What is being asked ->
Transcribe all the entries word for word, omitting any pictures they contain.

[Entries from a visual dataset]
-*-
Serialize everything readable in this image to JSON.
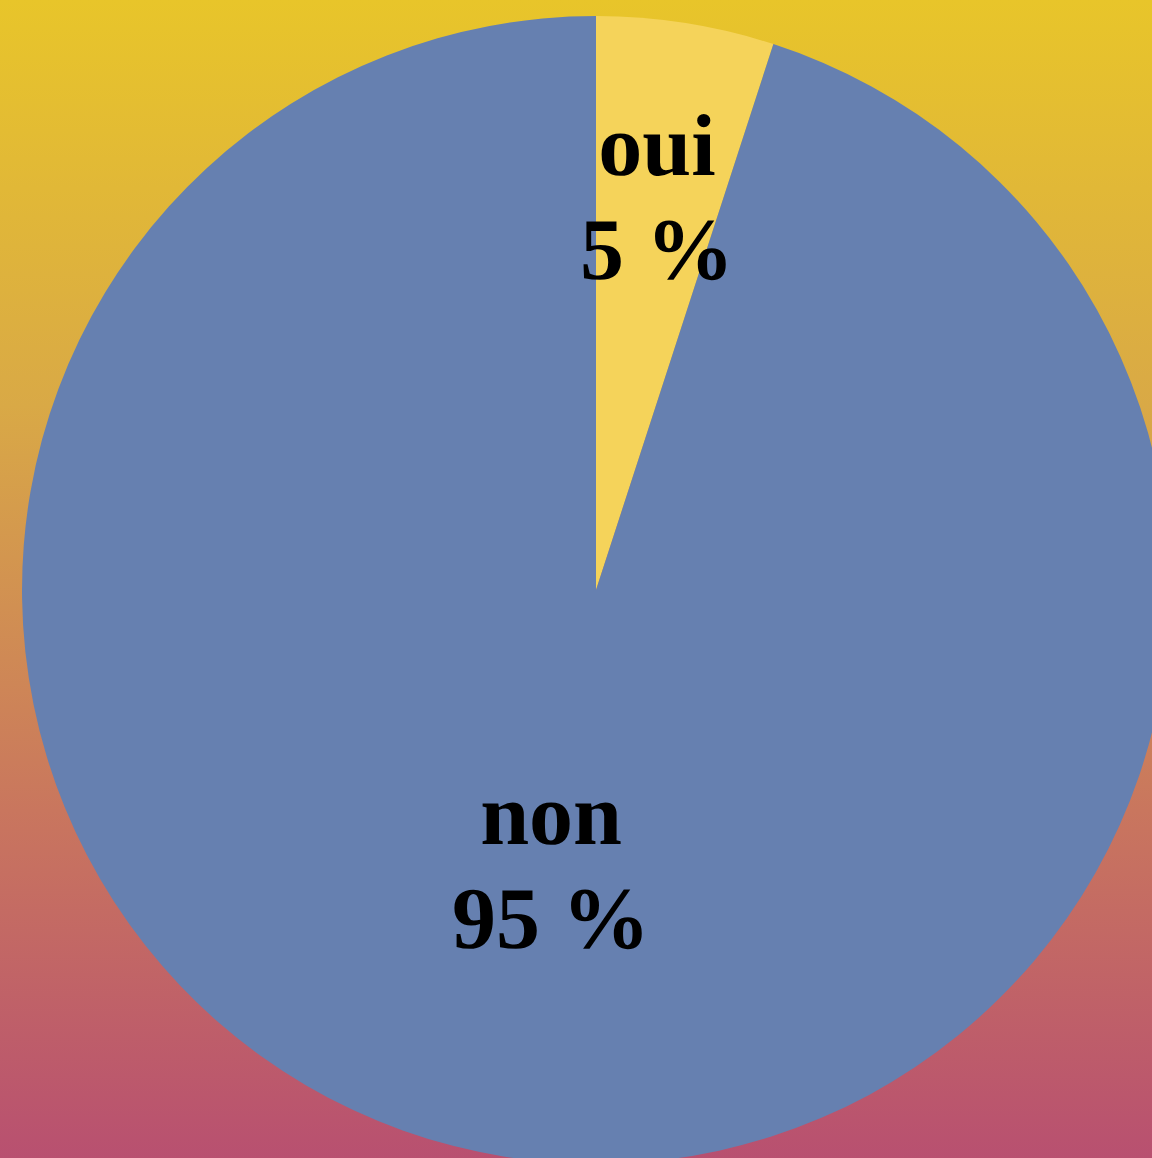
{
  "chart_data": {
    "type": "pie",
    "categories": [
      "oui",
      "non"
    ],
    "values": [
      5,
      95
    ],
    "colors": [
      "#f5d35a",
      "#6680b0"
    ],
    "value_labels": [
      "5 %",
      "95 %"
    ],
    "legend": false
  }
}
-*-
Output for this exercise ->
Serialize everything readable in this image to JSON.
{
  "chart_data": {
    "type": "pie",
    "categories": [
      "oui",
      "non"
    ],
    "values": [
      5,
      95
    ],
    "colors": [
      "#f5d35a",
      "#6680b0"
    ],
    "value_labels": [
      "5 %",
      "95 %"
    ],
    "legend": false
  }
}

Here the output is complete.